• Sasaran Tugas 1
Tuliskan setiap kalimat lengkap dalam kutipan dokumen tentang kewirausahaan, satu kalimat per baris. Jangan sertakan huruf bagian maupun judul bagiannya.
• Sasaran Tugas 2
Lanjutkan kutipan dokumen tentang kewirausahaan mulai dari kalimat terakhirnya.

• Kutipan Dokumen
--------------------

Mungkin tak berlebihan kalau kemudian menyimpulkan bahwa kewirausahaan
adalah tentang “how to sale your self?”.
D.
Memulai dan Menjalankan Profesi Wirausaha
Semua orang
terlahir dengan talenta (bakat). Kemampuan masing-masing orang dalam mengelola
bakatnya sangat mempengaruhi output
dari bakat itu sendiri. Demikian halnya
ketika seseorang menjadikan wirausaha sebagai profesi, kejelian dalam
memanfaatkan peluang dan atau menciptakan kreativitas, telah membawa mereka
pada pencapaian yang berbeda-beda.
Sekedar bersaran, mulailah wirausaha dengan kata “who/siapa”.

--------------------

• Data Tercatat

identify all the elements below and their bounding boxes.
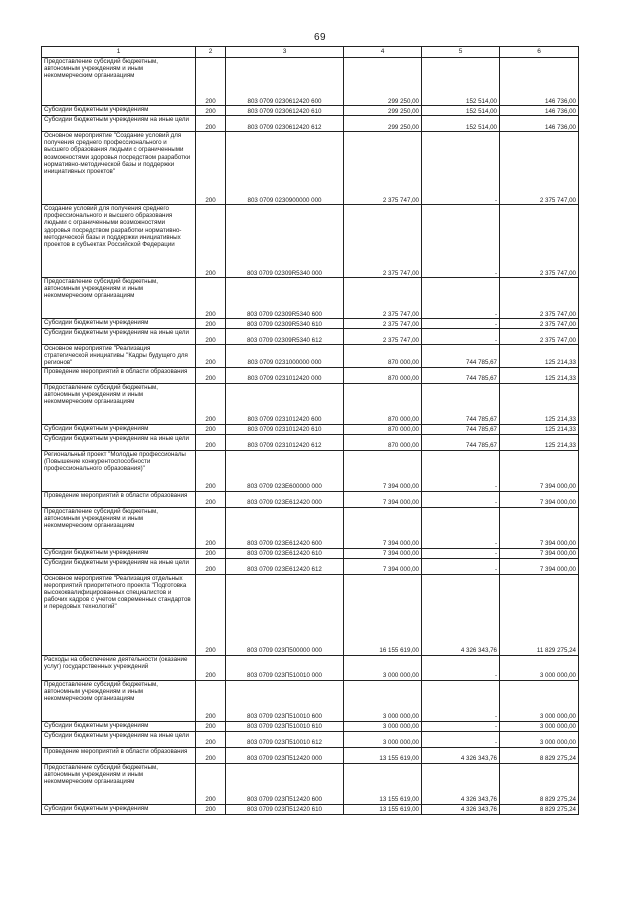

--------------------

• Jawaban Tertulis 1
Mungkin tak berlebihan kalau kemudian menyimpulkan bahwa kewirausahaan adalah tentang “how to sale your self?”.
Semua orang terlahir dengan talenta (bakat).
Kemampuan masing-masing orang dalam mengelola bakatnya sangat mempengaruhi output dari bakat itu sendiri.
Demikian halnya ketika seseorang menjadikan wirausaha sebagai profesi, kejelian dalam memanfaatkan peluang dan atau menciptakan kreativitas, telah membawa mereka pada pencapaian yang berbeda-beda.
Sekedar bersaran, mulailah wirausaha dengan kata “who/siapa”.

• Jawaban Tertulis 2
Maksudnya, mulailah dari berfikir siapa focus yang akan dilayani. Setelah menemukan fokus
market (pangsa pasar) yang akan
dilayani, selanjutnya temukan “what/apa” yang dibutuhkan. Pada tahap ini lah akan
ditemukan “usaha apa” yang akan dijalankan. Kalau dalam bahasa lapangan,
ada istilah “jual-lah apa yang dibutuhkan”, sehingga membentuk peluang respon
pangsa pasar atas apa-apa yang ditawarkan. Tahap selanjutnya adalah mengenali calon
pelanggan lebih mendalam
sehingga menginspirasi dalam proses perumusan “how/bagaimana” melakukan
pendekatan efektif dalam membangun
respon positif atas apa yang ditawarkan.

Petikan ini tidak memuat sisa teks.